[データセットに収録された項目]
***
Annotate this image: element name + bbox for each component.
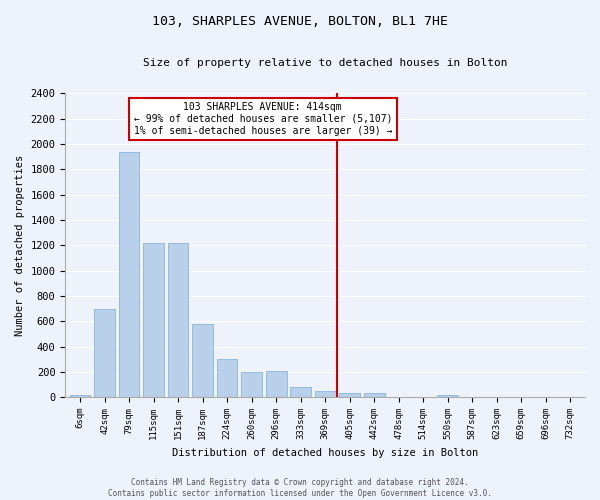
Bar: [487, 396, 507, 397]
Bar: [290, 387, 311, 397]
Bar: [70, 396, 91, 397]
Bar: [339, 393, 360, 397]
Bar: [143, 242, 164, 397]
Bar: [241, 372, 262, 397]
Bar: [94, 308, 115, 397]
Bar: [119, 152, 139, 397]
Bar: [511, 396, 532, 397]
Bar: [535, 396, 556, 397]
Title: Size of property relative to detached houses in Bolton: Size of property relative to detached ho…: [143, 58, 508, 68]
Bar: [192, 324, 213, 397]
Text: Contains HM Land Registry data © Crown copyright and database right 2024.
Contai: Contains HM Land Registry data © Crown c…: [108, 478, 492, 498]
Bar: [413, 396, 434, 397]
Bar: [315, 392, 335, 397]
Bar: [167, 242, 188, 397]
Bar: [560, 396, 581, 397]
Y-axis label: Number of detached properties: Number of detached properties: [15, 154, 25, 336]
X-axis label: Distribution of detached houses by size in Bolton: Distribution of detached houses by size …: [172, 448, 478, 458]
Bar: [217, 358, 238, 397]
Bar: [437, 394, 458, 397]
Text: 103, SHARPLES AVENUE, BOLTON, BL1 7HE: 103, SHARPLES AVENUE, BOLTON, BL1 7HE: [152, 15, 448, 28]
Bar: [364, 394, 385, 397]
Bar: [462, 396, 482, 397]
Text: 103 SHARPLES AVENUE: 414sqm
← 99% of detached houses are smaller (5,107)
1% of s: 103 SHARPLES AVENUE: 414sqm ← 99% of det…: [134, 102, 392, 136]
Bar: [266, 371, 287, 397]
Bar: [388, 396, 409, 397]
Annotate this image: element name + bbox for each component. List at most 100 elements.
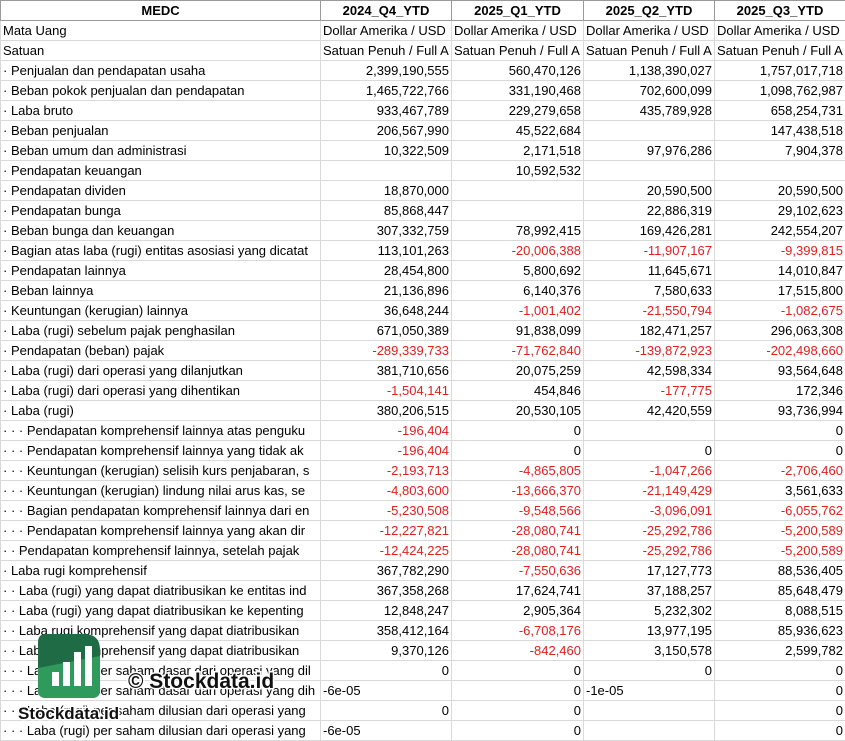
***
依頼内容 >>
上記レコードのうち、「Bar: [487, 396, 507, 397]」を含む行で始まり「Bar: [192, 324, 213, 397]」を含む行で終わる部分を、両端の行も含めて一字一句変えずに引用せよ。

課題への回答 >>
Bar: [487, 396, 507, 397]
Bar: [290, 387, 311, 397]
Bar: [70, 396, 91, 397]
Bar: [339, 393, 360, 397]
Bar: [143, 242, 164, 397]
Bar: [241, 372, 262, 397]
Bar: [94, 308, 115, 397]
Bar: [119, 152, 139, 397]
Bar: [511, 396, 532, 397]
Bar: [535, 396, 556, 397]
Title: Size of property relative to detached houses in Bolton: Size of property relative to detached ho…: [143, 58, 508, 68]
Bar: [192, 324, 213, 397]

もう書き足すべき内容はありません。